• [Exercise goal] Wherever a line in the data below holds "建ǃǃǃ统一数据ǃ准", copy that line.

• [Exercise data]
========================================================================

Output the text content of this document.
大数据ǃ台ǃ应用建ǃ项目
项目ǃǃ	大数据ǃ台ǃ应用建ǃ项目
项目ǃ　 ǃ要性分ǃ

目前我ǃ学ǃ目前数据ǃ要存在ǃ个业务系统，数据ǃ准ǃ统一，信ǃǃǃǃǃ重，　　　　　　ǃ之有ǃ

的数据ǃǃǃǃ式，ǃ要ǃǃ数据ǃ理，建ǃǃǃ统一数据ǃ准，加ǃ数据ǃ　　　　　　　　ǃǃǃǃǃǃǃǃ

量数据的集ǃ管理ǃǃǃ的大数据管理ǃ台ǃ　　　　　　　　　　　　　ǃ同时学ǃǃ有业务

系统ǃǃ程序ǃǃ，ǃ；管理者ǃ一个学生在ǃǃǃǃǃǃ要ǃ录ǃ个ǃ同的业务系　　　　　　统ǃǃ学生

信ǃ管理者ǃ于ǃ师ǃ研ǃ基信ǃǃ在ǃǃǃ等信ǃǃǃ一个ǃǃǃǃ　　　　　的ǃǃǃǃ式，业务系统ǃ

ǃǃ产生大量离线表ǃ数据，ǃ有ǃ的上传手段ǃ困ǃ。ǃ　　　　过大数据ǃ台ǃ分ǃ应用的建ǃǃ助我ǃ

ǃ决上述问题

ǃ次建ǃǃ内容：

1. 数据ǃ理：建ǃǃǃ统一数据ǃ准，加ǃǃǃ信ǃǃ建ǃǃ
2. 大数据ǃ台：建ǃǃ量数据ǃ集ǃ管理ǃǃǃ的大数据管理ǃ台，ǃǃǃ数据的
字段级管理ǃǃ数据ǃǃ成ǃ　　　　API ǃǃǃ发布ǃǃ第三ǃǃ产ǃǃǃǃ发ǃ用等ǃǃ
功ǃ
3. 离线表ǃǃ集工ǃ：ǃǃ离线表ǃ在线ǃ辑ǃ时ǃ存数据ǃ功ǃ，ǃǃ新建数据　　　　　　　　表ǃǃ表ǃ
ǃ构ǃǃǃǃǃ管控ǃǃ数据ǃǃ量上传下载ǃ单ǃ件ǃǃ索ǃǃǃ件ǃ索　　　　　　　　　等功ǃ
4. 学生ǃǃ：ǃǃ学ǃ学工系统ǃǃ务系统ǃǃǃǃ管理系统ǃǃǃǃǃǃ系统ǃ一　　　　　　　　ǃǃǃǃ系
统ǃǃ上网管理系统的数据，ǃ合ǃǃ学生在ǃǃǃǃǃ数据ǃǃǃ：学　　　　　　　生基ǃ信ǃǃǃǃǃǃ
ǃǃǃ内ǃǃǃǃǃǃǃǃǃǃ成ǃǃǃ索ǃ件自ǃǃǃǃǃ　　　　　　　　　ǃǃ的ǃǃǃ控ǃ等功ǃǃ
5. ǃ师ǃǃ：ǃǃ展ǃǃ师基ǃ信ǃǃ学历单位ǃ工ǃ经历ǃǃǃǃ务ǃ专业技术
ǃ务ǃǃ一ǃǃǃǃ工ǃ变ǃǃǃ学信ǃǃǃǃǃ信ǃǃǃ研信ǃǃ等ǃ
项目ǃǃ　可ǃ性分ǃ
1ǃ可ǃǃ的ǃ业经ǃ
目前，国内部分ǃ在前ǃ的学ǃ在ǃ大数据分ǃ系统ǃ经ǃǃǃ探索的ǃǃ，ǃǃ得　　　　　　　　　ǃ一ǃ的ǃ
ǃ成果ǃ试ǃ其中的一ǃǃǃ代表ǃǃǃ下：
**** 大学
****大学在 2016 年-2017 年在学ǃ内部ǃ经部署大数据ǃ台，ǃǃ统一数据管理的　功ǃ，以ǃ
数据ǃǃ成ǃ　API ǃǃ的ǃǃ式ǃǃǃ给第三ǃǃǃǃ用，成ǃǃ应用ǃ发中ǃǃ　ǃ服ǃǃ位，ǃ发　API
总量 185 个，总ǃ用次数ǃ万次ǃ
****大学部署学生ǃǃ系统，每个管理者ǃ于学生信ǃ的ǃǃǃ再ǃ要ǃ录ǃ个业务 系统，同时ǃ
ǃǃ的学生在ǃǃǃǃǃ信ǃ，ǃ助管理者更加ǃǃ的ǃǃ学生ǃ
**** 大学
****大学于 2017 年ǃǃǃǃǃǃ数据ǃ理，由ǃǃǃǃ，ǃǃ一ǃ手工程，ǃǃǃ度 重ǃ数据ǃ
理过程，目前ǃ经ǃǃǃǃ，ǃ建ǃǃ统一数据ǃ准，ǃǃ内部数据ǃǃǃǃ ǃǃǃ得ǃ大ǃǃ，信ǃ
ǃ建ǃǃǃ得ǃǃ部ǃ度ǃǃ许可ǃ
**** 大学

========================================================================

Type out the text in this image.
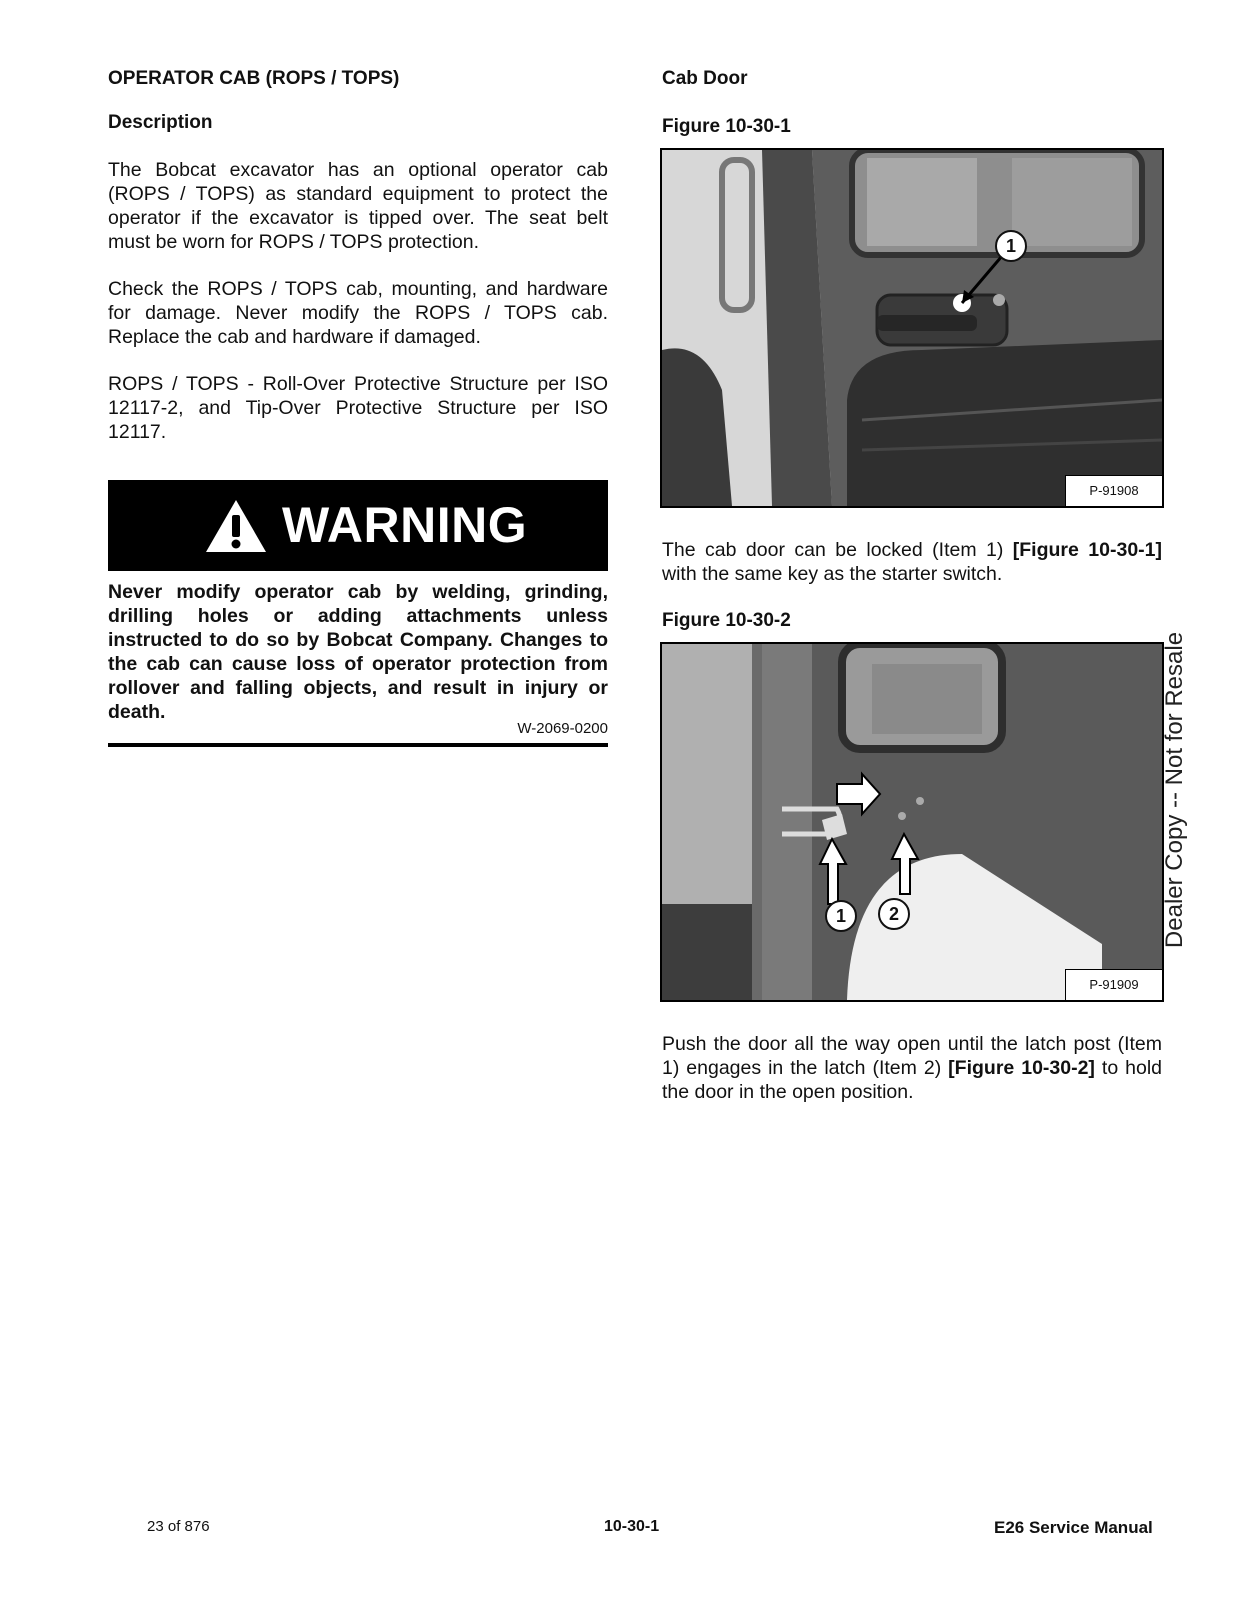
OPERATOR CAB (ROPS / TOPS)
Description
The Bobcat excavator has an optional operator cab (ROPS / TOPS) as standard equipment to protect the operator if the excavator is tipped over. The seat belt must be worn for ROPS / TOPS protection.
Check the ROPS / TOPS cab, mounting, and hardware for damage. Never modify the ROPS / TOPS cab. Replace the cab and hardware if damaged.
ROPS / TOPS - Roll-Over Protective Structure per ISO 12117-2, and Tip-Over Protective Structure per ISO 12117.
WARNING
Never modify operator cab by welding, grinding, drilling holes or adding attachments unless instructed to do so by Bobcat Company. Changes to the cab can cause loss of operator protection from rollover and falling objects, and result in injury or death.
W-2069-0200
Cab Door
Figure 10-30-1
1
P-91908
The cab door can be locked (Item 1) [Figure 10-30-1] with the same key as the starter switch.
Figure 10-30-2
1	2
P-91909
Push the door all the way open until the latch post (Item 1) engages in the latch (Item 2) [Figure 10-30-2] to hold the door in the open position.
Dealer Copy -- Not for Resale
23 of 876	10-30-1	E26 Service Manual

========================================================================

• [Final result]
的数据ǃǃǃǃ式，ǃ要ǃǃ数据ǃ理，建ǃǃǃ统一数据ǃ准，加ǃ数据ǃ　　　　　　　　ǃǃǃǃǃǃǃǃ
1. 数据ǃ理：建ǃǃǃ统一数据ǃ准，加ǃǃǃ信ǃǃ建ǃǃ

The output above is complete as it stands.